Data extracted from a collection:
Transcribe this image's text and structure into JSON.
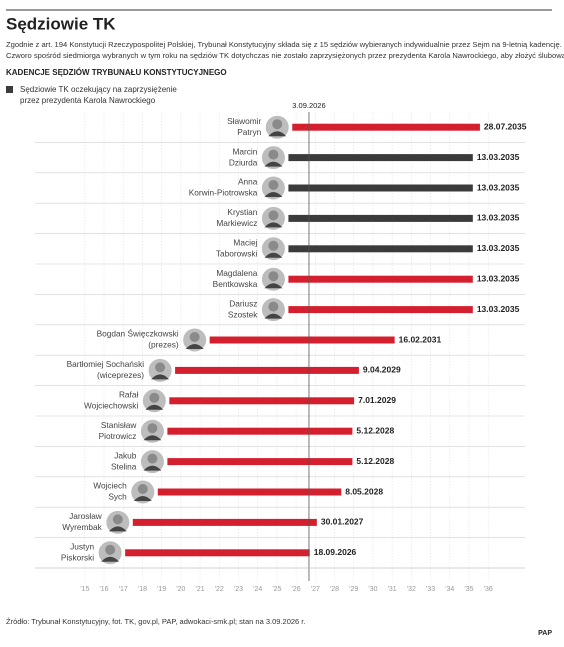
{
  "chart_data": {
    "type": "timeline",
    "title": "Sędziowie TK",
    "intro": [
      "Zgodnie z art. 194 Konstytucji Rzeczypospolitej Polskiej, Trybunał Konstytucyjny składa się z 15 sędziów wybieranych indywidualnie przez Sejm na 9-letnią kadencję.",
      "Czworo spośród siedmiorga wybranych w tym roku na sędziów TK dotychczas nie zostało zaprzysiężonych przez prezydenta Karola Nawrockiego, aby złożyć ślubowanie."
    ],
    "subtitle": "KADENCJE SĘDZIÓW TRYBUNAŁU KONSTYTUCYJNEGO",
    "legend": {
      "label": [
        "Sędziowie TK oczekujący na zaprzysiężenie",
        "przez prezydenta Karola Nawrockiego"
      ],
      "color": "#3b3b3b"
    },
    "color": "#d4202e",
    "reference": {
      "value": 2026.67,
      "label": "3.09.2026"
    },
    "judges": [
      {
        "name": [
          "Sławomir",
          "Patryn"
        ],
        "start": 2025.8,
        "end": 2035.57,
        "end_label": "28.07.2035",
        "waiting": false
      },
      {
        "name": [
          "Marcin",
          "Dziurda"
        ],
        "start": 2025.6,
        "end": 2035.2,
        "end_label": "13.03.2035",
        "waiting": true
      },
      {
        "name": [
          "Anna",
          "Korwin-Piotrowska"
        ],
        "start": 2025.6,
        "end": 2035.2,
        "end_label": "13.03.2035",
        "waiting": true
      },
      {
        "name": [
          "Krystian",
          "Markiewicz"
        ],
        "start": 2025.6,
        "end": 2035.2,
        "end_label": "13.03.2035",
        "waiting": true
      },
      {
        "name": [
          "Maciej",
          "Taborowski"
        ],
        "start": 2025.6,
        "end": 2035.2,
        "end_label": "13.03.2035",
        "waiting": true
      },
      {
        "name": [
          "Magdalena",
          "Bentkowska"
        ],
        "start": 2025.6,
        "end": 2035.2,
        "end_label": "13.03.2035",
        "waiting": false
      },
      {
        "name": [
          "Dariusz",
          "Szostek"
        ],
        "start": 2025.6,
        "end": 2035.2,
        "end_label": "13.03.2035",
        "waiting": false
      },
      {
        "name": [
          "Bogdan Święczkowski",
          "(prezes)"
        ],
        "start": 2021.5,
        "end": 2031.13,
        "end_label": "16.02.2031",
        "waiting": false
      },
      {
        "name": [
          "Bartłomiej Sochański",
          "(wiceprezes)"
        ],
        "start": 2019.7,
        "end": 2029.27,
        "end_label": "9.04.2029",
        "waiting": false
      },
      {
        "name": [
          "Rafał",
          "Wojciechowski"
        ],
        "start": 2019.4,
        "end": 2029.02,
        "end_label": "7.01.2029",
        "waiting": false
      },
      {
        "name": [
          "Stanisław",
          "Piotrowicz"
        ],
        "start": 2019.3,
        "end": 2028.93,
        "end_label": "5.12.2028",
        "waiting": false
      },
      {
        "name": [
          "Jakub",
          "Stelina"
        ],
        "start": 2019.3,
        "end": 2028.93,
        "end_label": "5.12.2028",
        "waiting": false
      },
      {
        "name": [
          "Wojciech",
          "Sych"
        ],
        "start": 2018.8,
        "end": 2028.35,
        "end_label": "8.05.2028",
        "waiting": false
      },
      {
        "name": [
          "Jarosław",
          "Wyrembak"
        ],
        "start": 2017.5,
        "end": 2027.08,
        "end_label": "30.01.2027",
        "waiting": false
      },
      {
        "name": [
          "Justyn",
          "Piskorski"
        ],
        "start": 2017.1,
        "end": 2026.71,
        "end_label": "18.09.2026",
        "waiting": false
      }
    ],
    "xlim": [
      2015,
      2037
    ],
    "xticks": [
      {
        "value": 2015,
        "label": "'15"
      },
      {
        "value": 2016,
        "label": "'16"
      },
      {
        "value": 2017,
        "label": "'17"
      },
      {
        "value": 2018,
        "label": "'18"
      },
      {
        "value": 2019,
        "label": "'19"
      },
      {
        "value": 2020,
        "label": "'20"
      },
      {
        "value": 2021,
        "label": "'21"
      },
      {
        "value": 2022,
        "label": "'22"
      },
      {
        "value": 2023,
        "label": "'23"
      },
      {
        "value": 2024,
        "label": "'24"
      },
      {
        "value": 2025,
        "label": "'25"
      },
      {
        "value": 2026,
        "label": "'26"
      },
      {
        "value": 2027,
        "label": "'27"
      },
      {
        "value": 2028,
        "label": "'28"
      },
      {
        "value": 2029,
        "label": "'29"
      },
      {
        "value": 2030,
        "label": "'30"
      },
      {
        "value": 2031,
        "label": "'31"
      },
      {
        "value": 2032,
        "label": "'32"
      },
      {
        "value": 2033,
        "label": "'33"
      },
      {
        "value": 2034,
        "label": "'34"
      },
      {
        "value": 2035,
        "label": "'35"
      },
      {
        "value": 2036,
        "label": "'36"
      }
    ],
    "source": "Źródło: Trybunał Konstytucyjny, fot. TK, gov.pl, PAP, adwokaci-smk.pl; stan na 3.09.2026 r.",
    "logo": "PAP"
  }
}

* **WORK TO DO**:
Gather all lines where the word "Konstytucyjny" appears.

* **FULL RESPONSE**:
      "Zgodnie z art. 194 Konstytucji Rzeczypospolitej Polskiej, Trybunał Konstytucyjny składa się z 15 sędziów wybieranych indywidualnie przez Sejm na 9-letnią kadencję.",
    "source": "Źródło: Trybunał Konstytucyjny, fot. TK, gov.pl, PAP, adwokaci-smk.pl; stan na 3.09.2026 r.",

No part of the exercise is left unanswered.